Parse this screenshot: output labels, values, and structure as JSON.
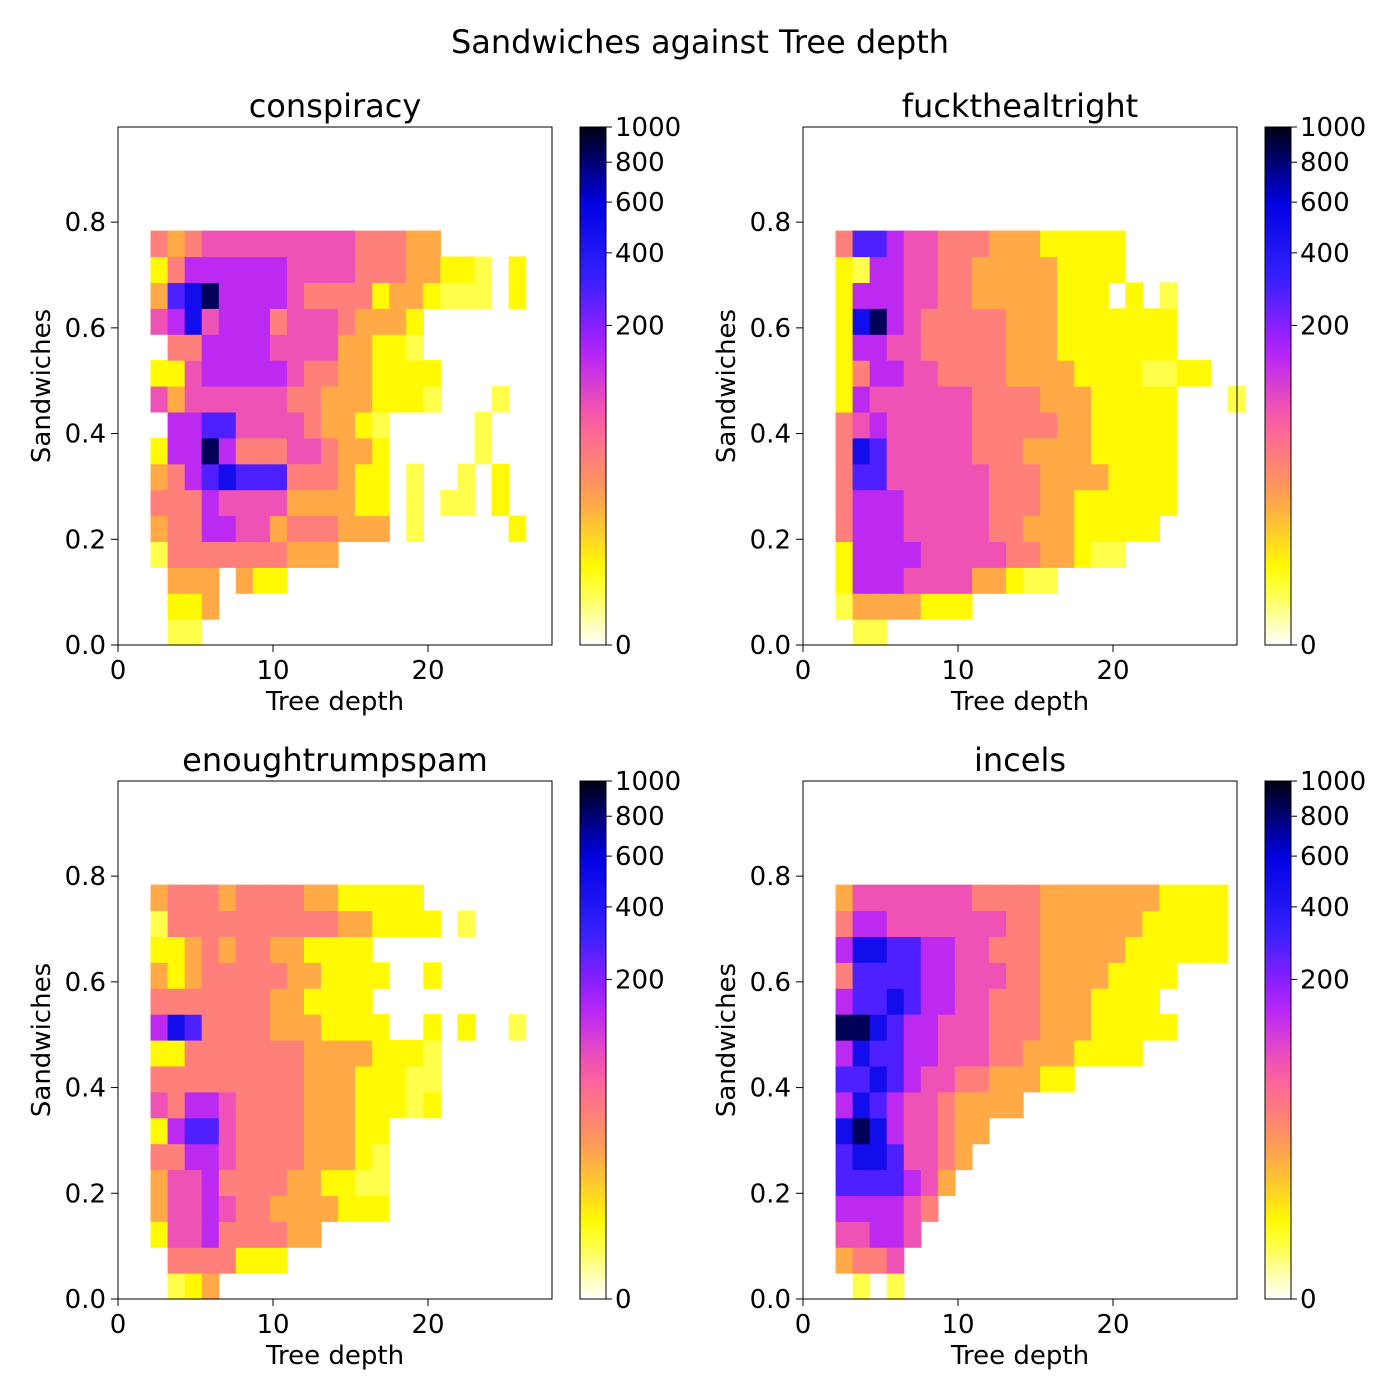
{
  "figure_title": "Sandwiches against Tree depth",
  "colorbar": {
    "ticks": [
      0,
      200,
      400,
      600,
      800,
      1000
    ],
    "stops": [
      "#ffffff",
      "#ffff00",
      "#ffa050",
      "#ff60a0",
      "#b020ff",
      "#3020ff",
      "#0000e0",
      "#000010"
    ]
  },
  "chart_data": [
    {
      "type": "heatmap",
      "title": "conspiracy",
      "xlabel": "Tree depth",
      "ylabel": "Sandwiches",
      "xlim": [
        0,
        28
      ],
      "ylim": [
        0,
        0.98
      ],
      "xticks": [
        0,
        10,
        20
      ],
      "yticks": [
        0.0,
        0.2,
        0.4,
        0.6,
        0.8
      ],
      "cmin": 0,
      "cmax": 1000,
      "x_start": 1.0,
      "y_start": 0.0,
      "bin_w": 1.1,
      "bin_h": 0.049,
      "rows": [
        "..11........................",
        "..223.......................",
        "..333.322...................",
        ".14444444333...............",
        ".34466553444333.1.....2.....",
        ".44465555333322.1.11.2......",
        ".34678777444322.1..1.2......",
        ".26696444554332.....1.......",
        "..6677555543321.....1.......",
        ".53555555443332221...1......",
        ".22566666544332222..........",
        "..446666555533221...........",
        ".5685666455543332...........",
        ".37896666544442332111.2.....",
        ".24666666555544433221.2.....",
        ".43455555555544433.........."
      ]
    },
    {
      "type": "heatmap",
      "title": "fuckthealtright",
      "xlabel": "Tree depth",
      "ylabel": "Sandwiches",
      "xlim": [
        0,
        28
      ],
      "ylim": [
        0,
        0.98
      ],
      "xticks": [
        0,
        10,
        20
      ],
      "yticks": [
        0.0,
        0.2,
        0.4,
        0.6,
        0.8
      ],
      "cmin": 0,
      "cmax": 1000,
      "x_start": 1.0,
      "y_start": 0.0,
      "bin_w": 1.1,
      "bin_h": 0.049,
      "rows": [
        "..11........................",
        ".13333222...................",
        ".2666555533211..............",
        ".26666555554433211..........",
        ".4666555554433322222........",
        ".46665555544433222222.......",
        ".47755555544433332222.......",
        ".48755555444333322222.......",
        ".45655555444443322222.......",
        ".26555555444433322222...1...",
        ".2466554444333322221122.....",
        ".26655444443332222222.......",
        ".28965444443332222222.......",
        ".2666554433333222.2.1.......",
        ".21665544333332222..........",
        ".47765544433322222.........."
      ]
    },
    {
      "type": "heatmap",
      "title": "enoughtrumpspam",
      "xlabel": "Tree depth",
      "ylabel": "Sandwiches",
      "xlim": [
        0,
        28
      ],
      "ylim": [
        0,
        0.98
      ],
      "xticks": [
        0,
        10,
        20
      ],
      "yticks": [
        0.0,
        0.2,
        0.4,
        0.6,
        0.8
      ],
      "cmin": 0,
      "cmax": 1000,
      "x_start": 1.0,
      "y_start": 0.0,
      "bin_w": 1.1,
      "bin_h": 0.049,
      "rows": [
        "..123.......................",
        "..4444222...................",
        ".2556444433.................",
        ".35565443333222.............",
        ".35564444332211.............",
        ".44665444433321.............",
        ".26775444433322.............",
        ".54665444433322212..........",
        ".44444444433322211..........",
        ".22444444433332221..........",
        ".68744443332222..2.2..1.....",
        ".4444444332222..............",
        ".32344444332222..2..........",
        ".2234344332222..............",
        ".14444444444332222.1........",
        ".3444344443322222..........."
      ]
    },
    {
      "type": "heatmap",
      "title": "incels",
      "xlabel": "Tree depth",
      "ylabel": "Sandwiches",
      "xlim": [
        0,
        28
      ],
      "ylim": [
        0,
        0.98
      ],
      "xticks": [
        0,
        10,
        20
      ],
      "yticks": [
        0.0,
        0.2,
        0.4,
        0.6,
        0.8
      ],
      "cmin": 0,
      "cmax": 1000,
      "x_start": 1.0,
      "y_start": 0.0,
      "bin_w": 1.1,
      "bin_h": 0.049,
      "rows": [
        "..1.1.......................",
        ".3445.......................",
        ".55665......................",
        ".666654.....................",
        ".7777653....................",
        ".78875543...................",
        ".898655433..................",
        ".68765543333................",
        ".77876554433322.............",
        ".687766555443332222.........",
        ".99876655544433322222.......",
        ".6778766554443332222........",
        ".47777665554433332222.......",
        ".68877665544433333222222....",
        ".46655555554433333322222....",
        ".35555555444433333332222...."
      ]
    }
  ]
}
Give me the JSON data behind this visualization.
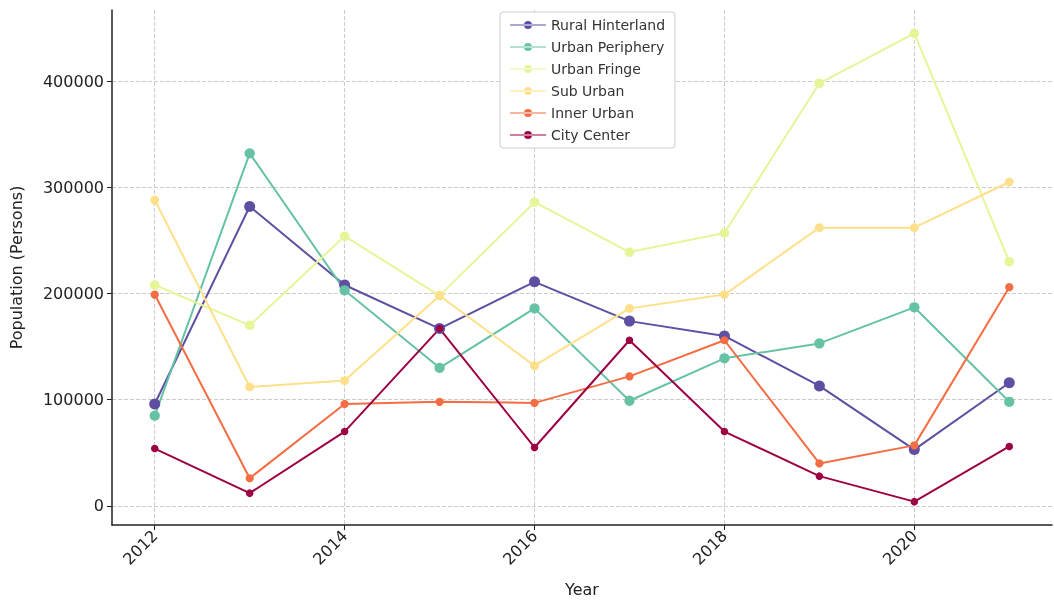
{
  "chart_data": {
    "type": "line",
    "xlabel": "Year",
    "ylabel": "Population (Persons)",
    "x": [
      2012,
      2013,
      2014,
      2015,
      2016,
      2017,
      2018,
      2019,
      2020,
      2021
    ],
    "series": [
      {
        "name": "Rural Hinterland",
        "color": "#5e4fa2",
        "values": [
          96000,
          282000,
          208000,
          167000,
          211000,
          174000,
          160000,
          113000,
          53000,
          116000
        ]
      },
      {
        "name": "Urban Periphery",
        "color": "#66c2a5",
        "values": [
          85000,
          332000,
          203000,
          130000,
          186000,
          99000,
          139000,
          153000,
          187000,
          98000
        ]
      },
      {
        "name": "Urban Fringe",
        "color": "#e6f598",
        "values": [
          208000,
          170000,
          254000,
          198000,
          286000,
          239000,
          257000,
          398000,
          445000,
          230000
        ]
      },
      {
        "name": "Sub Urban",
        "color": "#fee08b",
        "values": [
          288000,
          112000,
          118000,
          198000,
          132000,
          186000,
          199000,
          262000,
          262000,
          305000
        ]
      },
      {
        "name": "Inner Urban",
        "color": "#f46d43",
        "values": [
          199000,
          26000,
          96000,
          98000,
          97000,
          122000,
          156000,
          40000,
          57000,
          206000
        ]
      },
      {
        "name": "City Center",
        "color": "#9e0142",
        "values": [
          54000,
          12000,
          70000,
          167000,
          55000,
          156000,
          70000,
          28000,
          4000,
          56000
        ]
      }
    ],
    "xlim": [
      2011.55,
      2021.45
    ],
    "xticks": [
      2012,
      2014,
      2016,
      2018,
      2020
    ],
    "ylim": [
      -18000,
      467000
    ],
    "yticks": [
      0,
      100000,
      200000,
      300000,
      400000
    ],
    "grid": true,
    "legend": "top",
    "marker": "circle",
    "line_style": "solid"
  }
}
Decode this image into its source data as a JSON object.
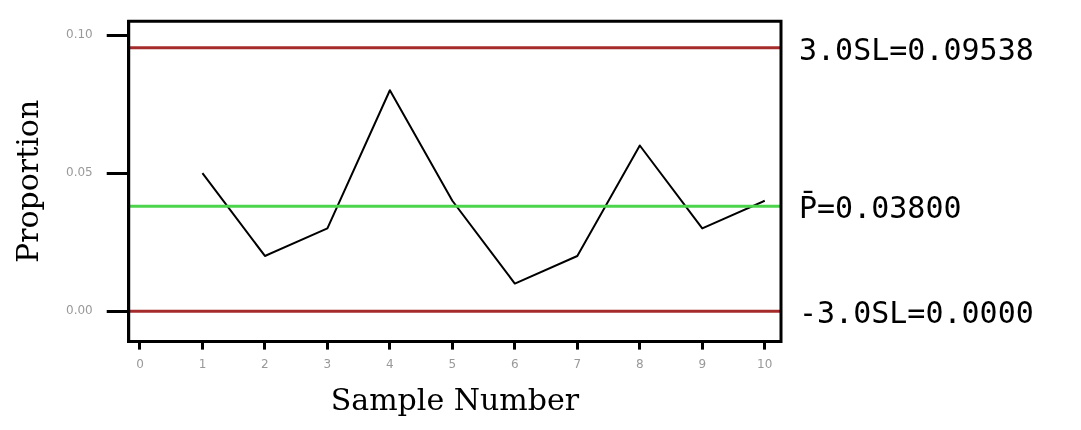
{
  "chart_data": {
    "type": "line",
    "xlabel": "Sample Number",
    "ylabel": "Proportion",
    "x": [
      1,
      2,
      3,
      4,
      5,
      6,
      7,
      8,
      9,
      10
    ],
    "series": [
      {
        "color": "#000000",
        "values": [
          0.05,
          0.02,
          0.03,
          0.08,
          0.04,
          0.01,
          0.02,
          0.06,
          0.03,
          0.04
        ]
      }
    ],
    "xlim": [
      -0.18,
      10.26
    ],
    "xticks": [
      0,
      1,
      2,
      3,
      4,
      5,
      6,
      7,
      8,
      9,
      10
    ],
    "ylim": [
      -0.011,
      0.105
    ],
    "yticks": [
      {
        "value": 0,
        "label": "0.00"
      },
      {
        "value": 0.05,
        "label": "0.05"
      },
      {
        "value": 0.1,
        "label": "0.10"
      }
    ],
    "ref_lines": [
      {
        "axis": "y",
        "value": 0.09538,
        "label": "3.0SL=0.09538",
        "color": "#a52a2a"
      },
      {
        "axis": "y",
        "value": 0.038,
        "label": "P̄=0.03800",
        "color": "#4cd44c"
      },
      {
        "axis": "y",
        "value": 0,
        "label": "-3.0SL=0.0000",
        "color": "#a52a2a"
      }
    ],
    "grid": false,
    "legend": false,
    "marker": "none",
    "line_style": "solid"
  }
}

---------------

# What to do
Copy out each line of the listing that holds "JSON".

# Problem solution
Parse this screenshot: output labels, values, and structure as JSON.
Give me the JSON data behind this visualization.
Decode this image into its source data as a JSON object.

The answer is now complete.